Extracted records

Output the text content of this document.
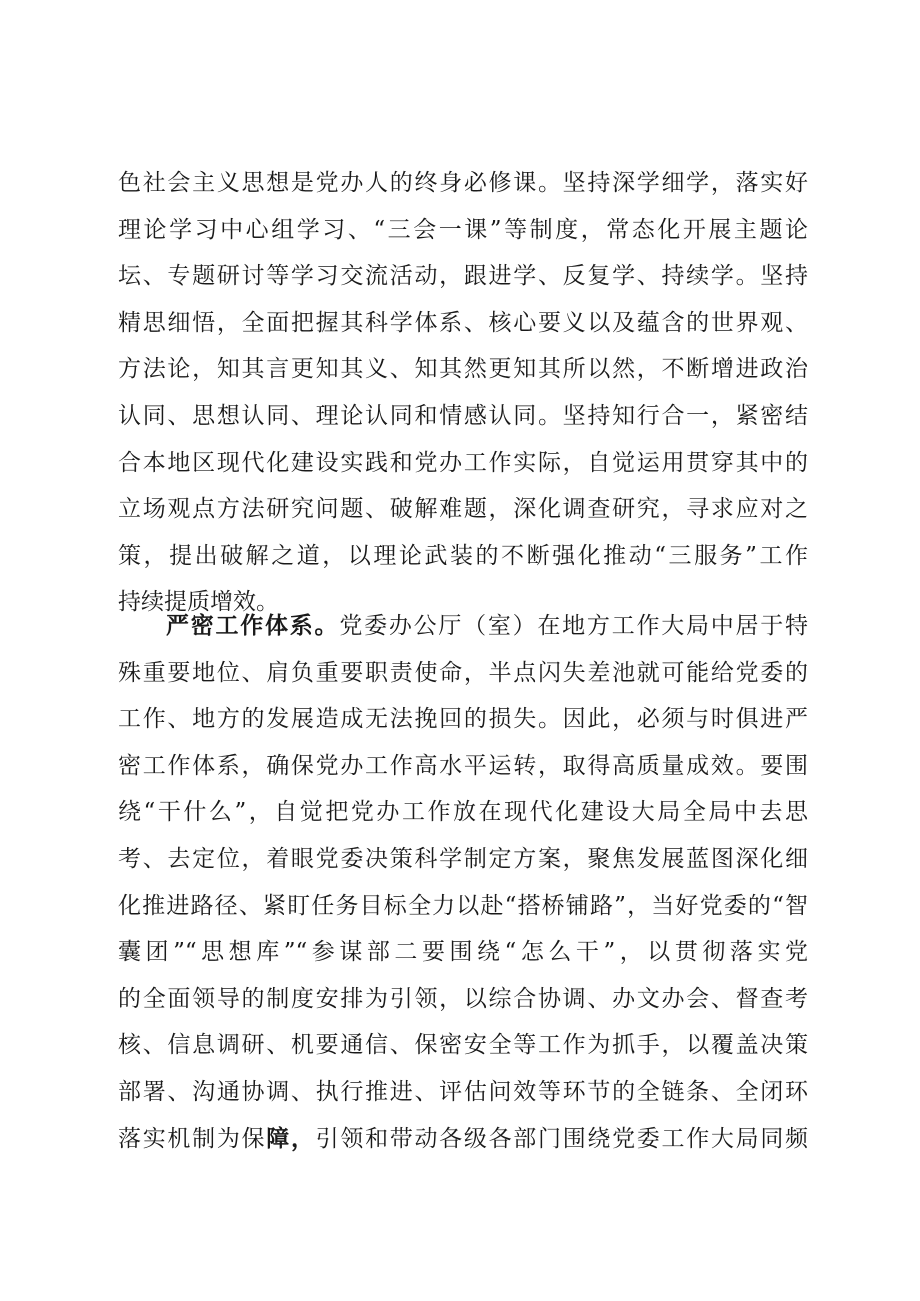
色社会主义思想是党办人的终身必修课。坚持深学细学，落实好
理论学习中心组学习、“三会一课”等制度，常态化开展主题论
坛、专题研讨等学习交流活动，跟进学、反复学、持续学。坚持
精思细悟，全面把握其科学体系、核心要义以及蕴含的世界观、
方法论，知其言更知其义、知其然更知其所以然，不断增进政治
认同、思想认同、理论认同和情感认同。坚持知行合一，紧密结
合本地区现代化建设实践和党办工作实际，自觉运用贯穿其中的
立场观点方法研究问题、破解难题，深化调查研究，寻求应对之
策，提出破解之道，以理论武装的不断强化推动“三服务”工作
持续提质增效。
严密工作体系。党委办公厅（室）在地方工作大局中居于特
殊重要地位、肩负重要职责使命，半点闪失差池就可能给党委的
工作、地方的发展造成无法挽回的损失。因此，必须与时俱进严
密工作体系，确保党办工作高水平运转，取得高质量成效。要围
绕“干什么”，自觉把党办工作放在现代化建设大局全局中去思
考、去定位，着眼党委决策科学制定方案，聚焦发展蓝图深化细
化推进路径、紧盯任务目标全力以赴“搭桥铺路”，当好党委的“智
囊团”“思想库”“参谋部二要围绕“怎么干”，以贯彻落实党
的全面领导的制度安排为引领，以综合协调、办文办会、督查考
核、信息调研、机要通信、保密安全等工作为抓手，以覆盖决策
部署、沟通协调、执行推进、评估问效等环节的全链条、全闭环
落实机制为保障，引领和带动各级各部门围绕党委工作大局同频
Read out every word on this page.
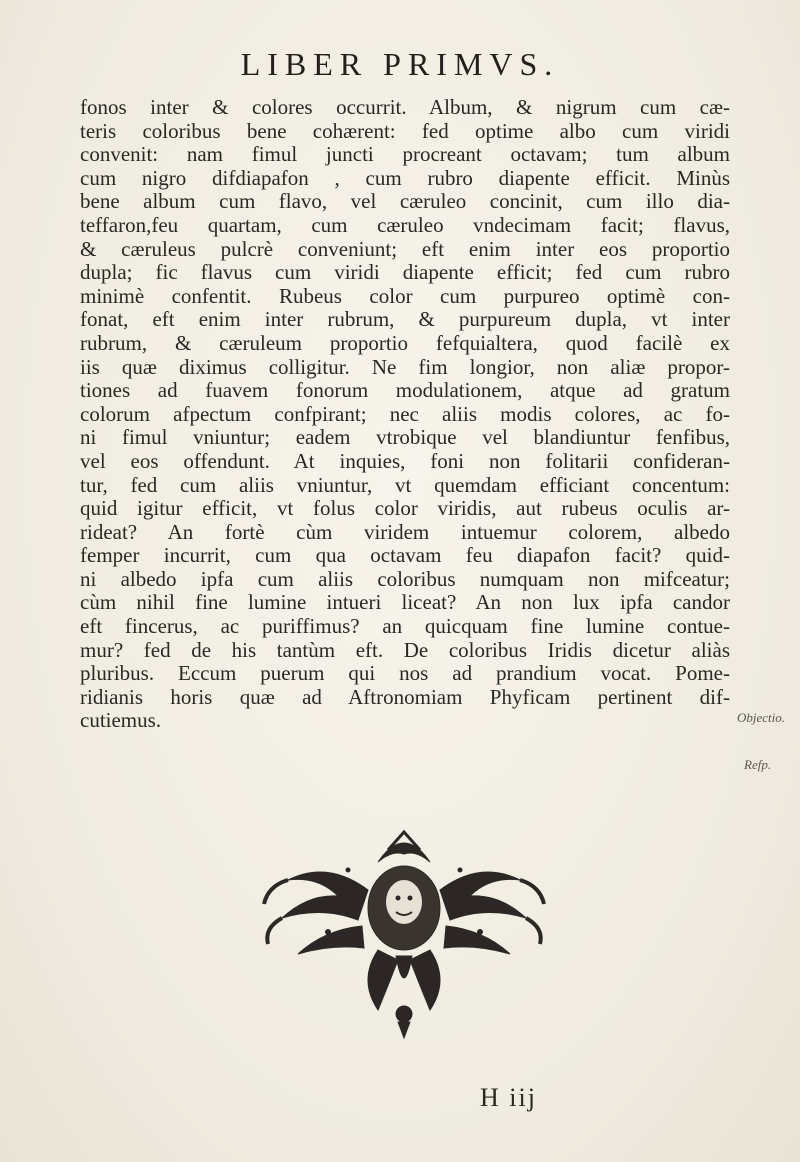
LIBER PRIMVS.
fonos inter & colores occurrit. Album, & nigrum cum cæ-
teris coloribus bene cohærent: fed optime albo cum viridi
convenit: nam fimul juncti procreant octavam; tum album
cum nigro difdiapafon , cum rubro diapente efficit. Minùs
bene album cum flavo, vel cæruleo concinit, cum illo dia-
teffaron,feu quartam, cum cæruleo vndecimam facit; flavus,
& cæruleus pulcrè conveniunt; eft enim inter eos proportio
dupla; fic flavus cum viridi diapente efficit; fed cum rubro
minimè confentit. Rubeus color cum purpureo optimè con-
fonat, eft enim inter rubrum, & purpureum dupla, vt inter
rubrum, & cæruleum proportio fefquialtera, quod facilè ex
iis quæ diximus colligitur. Ne fim longior, non aliæ propor-
tiones ad fuavem fonorum modulationem, atque ad gratum
colorum afpectum confpirant; nec aliis modis colores, ac fo-
ni fimul vniuntur; eadem vtrobique vel blandiuntur fenfibus,
vel eos offendunt. At inquies, foni non folitarii confideran-
tur, fed cum aliis vniuntur, vt quemdam efficiant concentum:
quid igitur efficit, vt folus color viridis, aut rubeus oculis ar-
rideat? An fortè cùm viridem intuemur colorem, albedo
femper incurrit, cum qua octavam feu diapafon facit? quid-
ni albedo ipfa cum aliis coloribus numquam non mifceatur;
cùm nihil fine lumine intueri liceat? An non lux ipfa candor
eft fincerus, ac puriffimus? an quicquam fine lumine contue-
mur? fed de his tantùm eft. De coloribus Iridis dicetur aliàs
pluribus. Eccum puerum qui nos ad prandium vocat. Pome-
ridianis horis quæ ad Aftronomiam Phyficam pertinent dif-
cutiemus.	Objectio.
Refp.
H iij
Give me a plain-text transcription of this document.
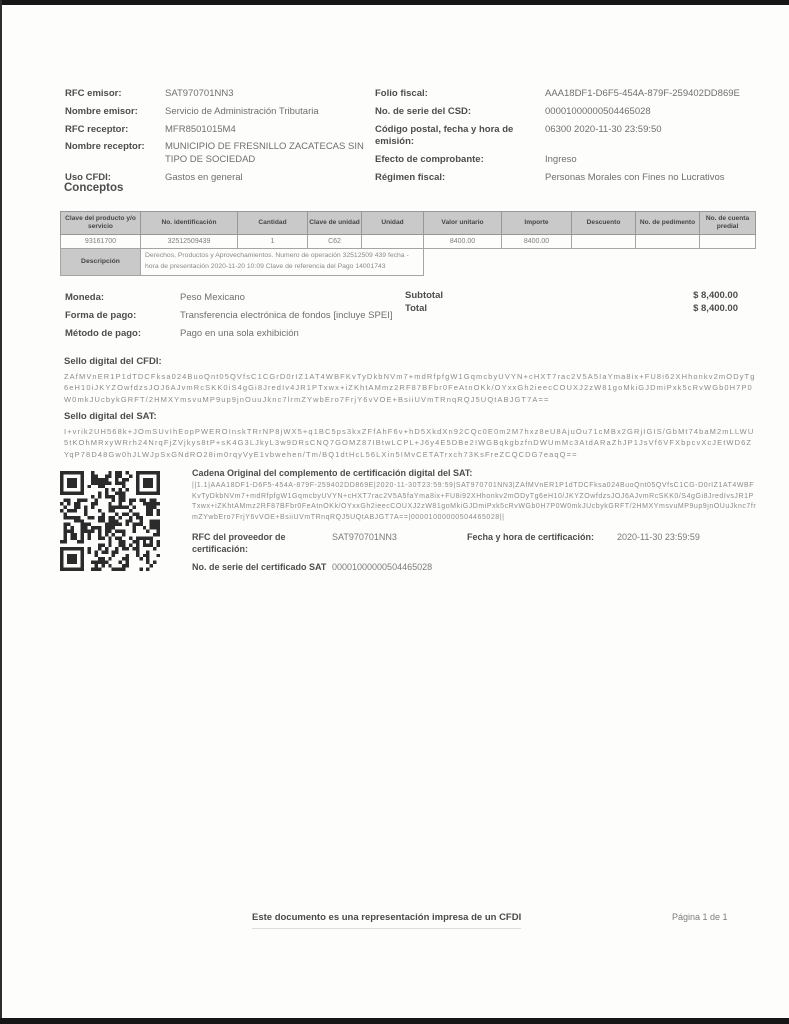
RFC emisor:	SAT970701NN3
Nombre emisor:	Servicio de Administración Tributaria
RFC receptor:	MFR8501015M4
Nombre receptor:	MUNICIPIO DE FRESNILLO ZACATECAS SIN TIPO DE SOCIEDAD
Uso CFDI:	Gastos en general
Folio fiscal:	AAA18DF1-D6F5-454A-879F-259402DD869E
No. de serie del CSD:	00001000000504465028
Código postal, fecha y hora de emisión:
06300 2020-11-30 23:59:50
Efecto de comprobante:	Ingreso
Régimen fiscal:	Personas Morales con Fines no Lucrativos
Conceptos
Clave del producto y/o servicio	No. identificación	Cantidad	Clave de unidad	Unidad	Valor unitario	Importe	Descuento	No. de pedimento	No. de cuenta predial
93161700	32512509439	1	C62		8400.00	8400.00			
Descripción	Derechos, Productos y Aprovechamientos. Numero de operación 32512509 439 fecha - hora de presentación 2020-11-20 10:09 Clave de referencia del Pago 14001743								
Moneda:	Peso Mexicano
Forma de pago:	Transferencia electrónica de fondos [incluye SPEI]
Método de pago:	Pago en una sola exhibición
Subtotal	$ 8,400.00
Total	$ 8,400.00
Sello digital del CFDI:
ZAfMVnER1P1dTDCFksa024BuoQnt05QVfsC1CGrD0rIZ1AT4WBFKvTyDkbNVm7+mdRfpfgW1GqmcbyUVYN+cHXT7rac2V5A5IaYma8ix+FU8i62XHhonkv2mODyTg6eH10iJKYZOwfdzsJOJ6AJvmRcSKK0iS4gGi8JredIv4JR1PTxwx+iZKhtAMmz2RF87BFbr0FeAtnOKk/OYxxGh2ieecCOUXJ2zW81goMkiGJDmiPxk5cRvWGb0H7P0W0mkJUcbykGRFT/2HMXYmsvuMP9up9jnOuuJknc7lrmZYwbEro7FrjY6vVOE+BsiiUVmTRnqRQJ5UQtABJGT7A==
Sello digital del SAT:
I+vrik2UH568k+JOmSUvIhEopPWEROInskTRrNP8jWX5+q1BC5ps3kxZFfAhF6v+hD5XkdXn92CQc0E0m2M7hxz8eU8AjuOu71cMBx2GRjIGIS/GbMt74baM2mLLWU5tKOhMRxyWRrh24NrqFjZVjkys8tP+sK4G3LJkyL3w9DRsCNQ7GOMZ87IBtwLCPL+J6y4E5DBe2IWGBqkgbzfnDWUmMc3AtdARaZhJP1JsVf6VFXbpcvXcJEtWD6ZYqP78D48Gw0hJLWJpSxGNdRO28im0rqyVyE1vbwehen/Tm/BQ1dtHcL56LXin5IMvCETATrxch73KsFreZCQCDG7eaqQ==
Cadena Original del complemento de certificación digital del SAT:
||1.1|AAA18DF1-D6F5-454A-879F-259402DD869E|2020-11-30T23:59:59|SAT970701NN3|ZAfMVnER1P1dTDCFksa024BuoQnt05QVfsC1CG-D0rIZ1AT4WBFKvTyDkbNVm7+mdRfpfgW1GqmcbyUVYN+cHXT7rac2V5A5faYma8ix+FU8i92XHhonkv2mODyTg6eH10/JKYZOwfdzsJOJ6AJvmRcSKK0/S4gGi8JredIvsJR1PTxwx+iZKhtAMmz2RF87BFbr0FeAtnOKk/OYxxGh2ieecCOUXJ2zW81goMkiGJDmiPxk5cRvWGb0H7P0W0mkJUcbykGRFT/2HMXYmsvuMP9up9jnOUuJknc7frmZYwbEro7FrjY6vVOE+BsiiUVmTRnqRQJ5UQtABJGT7A==|00001000000504465028||
RFC del proveedor de certificación:
SAT970701NN3	Fecha y hora de certificación:	2020-11-30 23:59:59
No. de serie del certificado SAT 00001000000504465028
Este documento es una representación impresa de un CFDI	Página 1 de 1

- _The task_: Every line is to be duplicated exactly, though pictures stay out.

- _Solution_:
Output the text content of this document.
色社会主义思想是党办人的终身必修课。坚持深学细学，落实好
理论学习中心组学习、“三会一课”等制度，常态化开展主题论
坛、专题研讨等学习交流活动，跟进学、反复学、持续学。坚持
精思细悟，全面把握其科学体系、核心要义以及蕴含的世界观、
方法论，知其言更知其义、知其然更知其所以然，不断增进政治
认同、思想认同、理论认同和情感认同。坚持知行合一，紧密结
合本地区现代化建设实践和党办工作实际，自觉运用贯穿其中的
立场观点方法研究问题、破解难题，深化调查研究，寻求应对之
策，提出破解之道，以理论武装的不断强化推动“三服务”工作
持续提质增效。
严密工作体系。党委办公厅（室）在地方工作大局中居于特
殊重要地位、肩负重要职责使命，半点闪失差池就可能给党委的
工作、地方的发展造成无法挽回的损失。因此，必须与时俱进严
密工作体系，确保党办工作高水平运转，取得高质量成效。要围
绕“干什么”，自觉把党办工作放在现代化建设大局全局中去思
考、去定位，着眼党委决策科学制定方案，聚焦发展蓝图深化细
化推进路径、紧盯任务目标全力以赴“搭桥铺路”，当好党委的“智
囊团”“思想库”“参谋部二要围绕“怎么干”，以贯彻落实党
的全面领导的制度安排为引领，以综合协调、办文办会、督查考
核、信息调研、机要通信、保密安全等工作为抓手，以覆盖决策
部署、沟通协调、执行推进、评估问效等环节的全链条、全闭环
落实机制为保障，引领和带动各级各部门围绕党委工作大局同频
Read out every word on this page.
LIBER PRIMVS.
fonos inter & colores occurrit. Album, & nigrum cum cæ-
teris coloribus bene cohærent: fed optime albo cum viridi
convenit: nam fimul juncti procreant octavam; tum album
cum nigro difdiapafon , cum rubro diapente efficit. Minùs
bene album cum flavo, vel cæruleo concinit, cum illo dia-
teffaron,feu quartam, cum cæruleo vndecimam facit; flavus,
& cæruleus pulcrè conveniunt; eft enim inter eos proportio
dupla; fic flavus cum viridi diapente efficit; fed cum rubro
minimè confentit. Rubeus color cum purpureo optimè con-
fonat, eft enim inter rubrum, & purpureum dupla, vt inter
rubrum, & cæruleum proportio fefquialtera, quod facilè ex
iis quæ diximus colligitur. Ne fim longior, non aliæ propor-
tiones ad fuavem fonorum modulationem, atque ad gratum
colorum afpectum confpirant; nec aliis modis colores, ac fo-
ni fimul vniuntur; eadem vtrobique vel blandiuntur fenfibus,
vel eos offendunt. At inquies, foni non folitarii confideran-
tur, fed cum aliis vniuntur, vt quemdam efficiant concentum:
quid igitur efficit, vt folus color viridis, aut rubeus oculis ar-
rideat? An fortè cùm viridem intuemur colorem, albedo
femper incurrit, cum qua octavam feu diapafon facit? quid-
ni albedo ipfa cum aliis coloribus numquam non mifceatur;
cùm nihil fine lumine intueri liceat? An non lux ipfa candor
eft fincerus, ac puriffimus? an quicquam fine lumine contue-
mur? fed de his tantùm eft. De coloribus Iridis dicetur aliàs
pluribus. Eccum puerum qui nos ad prandium vocat. Pome-
ridianis horis quæ ad Aftronomiam Phyficam pertinent dif-
cutiemus.	Objectio.
Refp.
H iij
Give me a plain-text transcription of this document.
RFC emisor:	SAT970701NN3
Nombre emisor:	Servicio de Administración Tributaria
RFC receptor:	MFR8501015M4
Nombre receptor:	MUNICIPIO DE FRESNILLO ZACATECAS SIN TIPO DE SOCIEDAD
Uso CFDI:	Gastos en general
Folio fiscal:	AAA18DF1-D6F5-454A-879F-259402DD869E
No. de serie del CSD:	00001000000504465028
Código postal, fecha y hora de emisión:
06300 2020-11-30 23:59:50
Efecto de comprobante:	Ingreso
Régimen fiscal:	Personas Morales con Fines no Lucrativos
Conceptos
Clave del producto y/o servicio	No. identificación	Cantidad	Clave de unidad	Unidad	Valor unitario	Importe	Descuento	No. de pedimento	No. de cuenta predial
93161700	32512509439	1	C62		8400.00	8400.00			
Descripción	Derechos, Productos y Aprovechamientos. Numero de operación 32512509 439 fecha - hora de presentación 2020-11-20 10:09 Clave de referencia del Pago 14001743								
Moneda:	Peso Mexicano
Forma de pago:	Transferencia electrónica de fondos [incluye SPEI]
Método de pago:	Pago en una sola exhibición
Subtotal	$ 8,400.00
Total	$ 8,400.00
Sello digital del CFDI:
ZAfMVnER1P1dTDCFksa024BuoQnt05QVfsC1CGrD0rIZ1AT4WBFKvTyDkbNVm7+mdRfpfgW1GqmcbyUVYN+cHXT7rac2V5A5IaYma8ix+FU8i62XHhonkv2mODyTg6eH10iJKYZOwfdzsJOJ6AJvmRcSKK0iS4gGi8JredIv4JR1PTxwx+iZKhtAMmz2RF87BFbr0FeAtnOKk/OYxxGh2ieecCOUXJ2zW81goMkiGJDmiPxk5cRvWGb0H7P0W0mkJUcbykGRFT/2HMXYmsvuMP9up9jnOuuJknc7lrmZYwbEro7FrjY6vVOE+BsiiUVmTRnqRQJ5UQtABJGT7A==
Sello digital del SAT:
I+vrik2UH568k+JOmSUvIhEopPWEROInskTRrNP8jWX5+q1BC5ps3kxZFfAhF6v+hD5XkdXn92CQc0E0m2M7hxz8eU8AjuOu71cMBx2GRjIGIS/GbMt74baM2mLLWU5tKOhMRxyWRrh24NrqFjZVjkys8tP+sK4G3LJkyL3w9DRsCNQ7GOMZ87IBtwLCPL+J6y4E5DBe2IWGBqkgbzfnDWUmMc3AtdARaZhJP1JsVf6VFXbpcvXcJEtWD6ZYqP78D48Gw0hJLWJpSxGNdRO28im0rqyVyE1vbwehen/Tm/BQ1dtHcL56LXin5IMvCETATrxch73KsFreZCQCDG7eaqQ==
Cadena Original del complemento de certificación digital del SAT:
||1.1|AAA18DF1-D6F5-454A-879F-259402DD869E|2020-11-30T23:59:59|SAT970701NN3|ZAfMVnER1P1dTDCFksa024BuoQnt05QVfsC1CG-D0rIZ1AT4WBFKvTyDkbNVm7+mdRfpfgW1GqmcbyUVYN+cHXT7rac2V5A5faYma8ix+FU8i92XHhonkv2mODyTg6eH10/JKYZOwfdzsJOJ6AJvmRcSKK0/S4gGi8JredIvsJR1PTxwx+iZKhtAMmz2RF87BFbr0FeAtnOKk/OYxxGh2ieecCOUXJ2zW81goMkiGJDmiPxk5cRvWGb0H7P0W0mkJUcbykGRFT/2HMXYmsvuMP9up9jnOUuJknc7frmZYwbEro7FrjY6vVOE+BsiiUVmTRnqRQJ5UQtABJGT7A==|00001000000504465028||
RFC del proveedor de certificación:
SAT970701NN3	Fecha y hora de certificación:	2020-11-30 23:59:59
No. de serie del certificado SAT 00001000000504465028
Este documento es una representación impresa de un CFDI	Página 1 de 1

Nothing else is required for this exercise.